- WHAT YOU NEED TO DO:
Report how many lines contain the word "NAPA"; answer with the number only.

- EXCERPTED DATA:
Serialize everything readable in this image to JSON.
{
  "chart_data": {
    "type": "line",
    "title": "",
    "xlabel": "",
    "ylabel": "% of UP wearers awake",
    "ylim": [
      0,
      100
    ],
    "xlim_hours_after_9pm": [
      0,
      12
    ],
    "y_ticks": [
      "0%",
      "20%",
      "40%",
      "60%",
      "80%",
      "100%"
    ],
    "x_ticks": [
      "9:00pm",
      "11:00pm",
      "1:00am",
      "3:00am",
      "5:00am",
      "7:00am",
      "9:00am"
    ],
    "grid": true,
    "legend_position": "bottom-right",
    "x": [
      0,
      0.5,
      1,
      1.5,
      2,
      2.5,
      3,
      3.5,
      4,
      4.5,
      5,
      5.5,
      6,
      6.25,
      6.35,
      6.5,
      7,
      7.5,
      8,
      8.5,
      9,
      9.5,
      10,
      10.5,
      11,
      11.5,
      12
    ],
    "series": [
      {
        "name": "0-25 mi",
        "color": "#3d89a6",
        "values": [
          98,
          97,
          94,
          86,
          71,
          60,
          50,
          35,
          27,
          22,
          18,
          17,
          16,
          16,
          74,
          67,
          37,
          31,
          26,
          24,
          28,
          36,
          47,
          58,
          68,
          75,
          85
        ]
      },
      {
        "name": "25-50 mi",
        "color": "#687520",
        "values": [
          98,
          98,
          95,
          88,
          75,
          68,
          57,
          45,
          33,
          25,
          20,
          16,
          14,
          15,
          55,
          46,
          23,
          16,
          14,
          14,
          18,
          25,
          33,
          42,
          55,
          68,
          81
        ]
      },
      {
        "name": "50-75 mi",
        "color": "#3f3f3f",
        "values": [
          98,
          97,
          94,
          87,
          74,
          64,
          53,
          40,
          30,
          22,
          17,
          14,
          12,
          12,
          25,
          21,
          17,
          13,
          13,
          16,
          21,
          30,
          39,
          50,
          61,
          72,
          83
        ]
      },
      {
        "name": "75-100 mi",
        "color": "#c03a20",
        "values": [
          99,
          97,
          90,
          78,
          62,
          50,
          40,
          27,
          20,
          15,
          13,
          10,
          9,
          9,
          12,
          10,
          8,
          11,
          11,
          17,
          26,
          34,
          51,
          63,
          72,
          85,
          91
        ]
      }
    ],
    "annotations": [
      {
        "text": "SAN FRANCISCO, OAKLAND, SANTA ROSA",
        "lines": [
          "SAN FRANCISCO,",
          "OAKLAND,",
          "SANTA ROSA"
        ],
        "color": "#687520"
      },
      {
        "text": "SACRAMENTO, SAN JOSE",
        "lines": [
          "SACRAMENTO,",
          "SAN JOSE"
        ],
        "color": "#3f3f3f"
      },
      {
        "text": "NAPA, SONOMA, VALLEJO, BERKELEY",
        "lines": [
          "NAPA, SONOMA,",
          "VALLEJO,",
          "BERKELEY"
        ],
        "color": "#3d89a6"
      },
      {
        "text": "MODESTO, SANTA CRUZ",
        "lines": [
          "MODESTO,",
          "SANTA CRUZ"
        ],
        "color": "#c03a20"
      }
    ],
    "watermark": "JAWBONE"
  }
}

- EXPECTED ANSWER:
2